[Dataset entries on figures]

______________________________

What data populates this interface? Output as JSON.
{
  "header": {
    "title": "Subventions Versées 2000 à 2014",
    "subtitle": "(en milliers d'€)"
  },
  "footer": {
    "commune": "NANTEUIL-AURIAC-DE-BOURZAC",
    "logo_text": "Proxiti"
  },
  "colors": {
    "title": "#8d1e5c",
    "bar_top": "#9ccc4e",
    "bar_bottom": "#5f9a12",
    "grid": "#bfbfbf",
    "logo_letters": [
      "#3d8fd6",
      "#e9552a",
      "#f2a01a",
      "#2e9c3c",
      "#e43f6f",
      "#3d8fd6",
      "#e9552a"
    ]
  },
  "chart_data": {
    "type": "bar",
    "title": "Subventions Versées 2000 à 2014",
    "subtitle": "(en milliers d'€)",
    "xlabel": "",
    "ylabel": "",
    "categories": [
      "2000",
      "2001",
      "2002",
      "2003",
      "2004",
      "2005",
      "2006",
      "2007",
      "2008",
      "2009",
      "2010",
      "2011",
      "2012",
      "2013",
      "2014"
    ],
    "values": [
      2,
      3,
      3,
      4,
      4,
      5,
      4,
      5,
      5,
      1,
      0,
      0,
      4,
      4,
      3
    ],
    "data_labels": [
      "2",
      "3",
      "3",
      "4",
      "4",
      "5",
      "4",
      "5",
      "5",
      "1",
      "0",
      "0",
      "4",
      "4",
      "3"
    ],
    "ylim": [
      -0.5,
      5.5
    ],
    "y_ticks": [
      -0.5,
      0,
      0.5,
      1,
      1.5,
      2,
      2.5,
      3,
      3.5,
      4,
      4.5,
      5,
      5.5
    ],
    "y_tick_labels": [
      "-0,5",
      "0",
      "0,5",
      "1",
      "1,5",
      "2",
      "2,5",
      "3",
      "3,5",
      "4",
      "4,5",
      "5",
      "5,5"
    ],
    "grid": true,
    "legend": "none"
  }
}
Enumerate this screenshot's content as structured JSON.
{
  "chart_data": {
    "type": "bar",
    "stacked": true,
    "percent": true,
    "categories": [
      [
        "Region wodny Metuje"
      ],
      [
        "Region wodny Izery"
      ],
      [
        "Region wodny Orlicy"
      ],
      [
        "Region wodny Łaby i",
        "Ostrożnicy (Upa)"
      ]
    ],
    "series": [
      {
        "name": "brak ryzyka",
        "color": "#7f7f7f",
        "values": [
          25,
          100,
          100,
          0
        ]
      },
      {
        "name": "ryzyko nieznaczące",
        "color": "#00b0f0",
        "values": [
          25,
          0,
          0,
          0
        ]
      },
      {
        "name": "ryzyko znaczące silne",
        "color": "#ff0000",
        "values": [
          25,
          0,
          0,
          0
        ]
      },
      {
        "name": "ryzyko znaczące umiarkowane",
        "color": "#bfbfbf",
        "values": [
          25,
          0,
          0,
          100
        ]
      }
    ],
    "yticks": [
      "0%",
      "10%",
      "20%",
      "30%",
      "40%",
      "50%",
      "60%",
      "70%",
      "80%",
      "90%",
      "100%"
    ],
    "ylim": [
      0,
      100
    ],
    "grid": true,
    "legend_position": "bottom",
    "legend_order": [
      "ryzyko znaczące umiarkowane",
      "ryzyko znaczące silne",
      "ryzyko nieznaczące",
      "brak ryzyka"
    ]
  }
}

______________________________

* [Problem to work on] Exactly reproduce the lines from the one containing "Enumerate this screenshot's" through the end of the records, and only those lines.

* [Exercise solution]
Enumerate this screenshot's content as structured JSON.
{
  "chart_data": {
    "type": "bar",
    "stacked": true,
    "percent": true,
    "categories": [
      [
        "Region wodny Metuje"
      ],
      [
        "Region wodny Izery"
      ],
      [
        "Region wodny Orlicy"
      ],
      [
        "Region wodny Łaby i",
        "Ostrożnicy (Upa)"
      ]
    ],
    "series": [
      {
        "name": "brak ryzyka",
        "color": "#7f7f7f",
        "values": [
          25,
          100,
          100,
          0
        ]
      },
      {
        "name": "ryzyko nieznaczące",
        "color": "#00b0f0",
        "values": [
          25,
          0,
          0,
          0
        ]
      },
      {
        "name": "ryzyko znaczące silne",
        "color": "#ff0000",
        "values": [
          25,
          0,
          0,
          0
        ]
      },
      {
        "name": "ryzyko znaczące umiarkowane",
        "color": "#bfbfbf",
        "values": [
          25,
          0,
          0,
          100
        ]
      }
    ],
    "yticks": [
      "0%",
      "10%",
      "20%",
      "30%",
      "40%",
      "50%",
      "60%",
      "70%",
      "80%",
      "90%",
      "100%"
    ],
    "ylim": [
      0,
      100
    ],
    "grid": true,
    "legend_position": "bottom",
    "legend_order": [
      "ryzyko znaczące umiarkowane",
      "ryzyko znaczące silne",
      "ryzyko nieznaczące",
      "brak ryzyka"
    ]
  }
}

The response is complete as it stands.